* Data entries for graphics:
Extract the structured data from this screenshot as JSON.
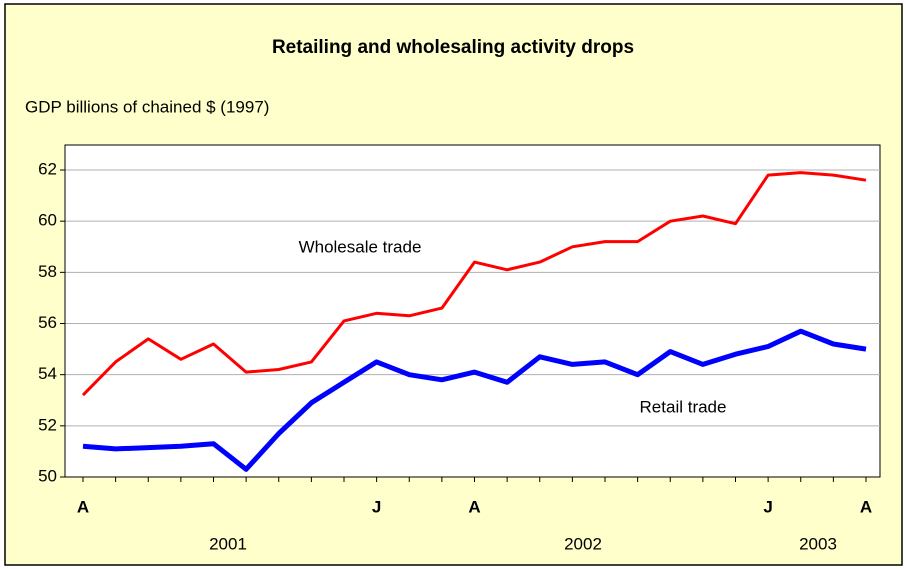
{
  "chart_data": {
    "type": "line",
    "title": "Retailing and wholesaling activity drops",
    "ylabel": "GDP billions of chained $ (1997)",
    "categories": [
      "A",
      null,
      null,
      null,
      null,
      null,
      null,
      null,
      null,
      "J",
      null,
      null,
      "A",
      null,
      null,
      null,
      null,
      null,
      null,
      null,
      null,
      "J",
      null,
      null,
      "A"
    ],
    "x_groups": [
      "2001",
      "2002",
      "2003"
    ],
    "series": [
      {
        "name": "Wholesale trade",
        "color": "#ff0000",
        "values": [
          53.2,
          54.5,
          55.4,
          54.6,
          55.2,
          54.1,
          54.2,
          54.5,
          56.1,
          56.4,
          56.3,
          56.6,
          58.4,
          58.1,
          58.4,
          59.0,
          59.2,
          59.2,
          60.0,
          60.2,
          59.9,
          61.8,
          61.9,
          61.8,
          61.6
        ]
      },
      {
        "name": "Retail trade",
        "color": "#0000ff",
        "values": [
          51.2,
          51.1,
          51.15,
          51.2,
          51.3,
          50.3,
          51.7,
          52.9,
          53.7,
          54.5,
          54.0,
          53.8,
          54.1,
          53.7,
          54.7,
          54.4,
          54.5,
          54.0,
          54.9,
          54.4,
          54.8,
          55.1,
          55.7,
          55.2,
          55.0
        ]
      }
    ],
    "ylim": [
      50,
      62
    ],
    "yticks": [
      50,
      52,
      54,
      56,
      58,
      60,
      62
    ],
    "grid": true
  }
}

* DO THIS: Set each line of the records down exactly, leaving every picture out.

* RESULT BELOW:
Extract the structured data from this screenshot as JSON.
{
  "chart_data": {
    "type": "line",
    "title": "Retailing and wholesaling activity drops",
    "ylabel": "GDP billions of chained $ (1997)",
    "categories": [
      "A",
      null,
      null,
      null,
      null,
      null,
      null,
      null,
      null,
      "J",
      null,
      null,
      "A",
      null,
      null,
      null,
      null,
      null,
      null,
      null,
      null,
      "J",
      null,
      null,
      "A"
    ],
    "x_groups": [
      "2001",
      "2002",
      "2003"
    ],
    "series": [
      {
        "name": "Wholesale trade",
        "color": "#ff0000",
        "values": [
          53.2,
          54.5,
          55.4,
          54.6,
          55.2,
          54.1,
          54.2,
          54.5,
          56.1,
          56.4,
          56.3,
          56.6,
          58.4,
          58.1,
          58.4,
          59.0,
          59.2,
          59.2,
          60.0,
          60.2,
          59.9,
          61.8,
          61.9,
          61.8,
          61.6
        ]
      },
      {
        "name": "Retail trade",
        "color": "#0000ff",
        "values": [
          51.2,
          51.1,
          51.15,
          51.2,
          51.3,
          50.3,
          51.7,
          52.9,
          53.7,
          54.5,
          54.0,
          53.8,
          54.1,
          53.7,
          54.7,
          54.4,
          54.5,
          54.0,
          54.9,
          54.4,
          54.8,
          55.1,
          55.7,
          55.2,
          55.0
        ]
      }
    ],
    "ylim": [
      50,
      62
    ],
    "yticks": [
      50,
      52,
      54,
      56,
      58,
      60,
      62
    ],
    "grid": true
  }
}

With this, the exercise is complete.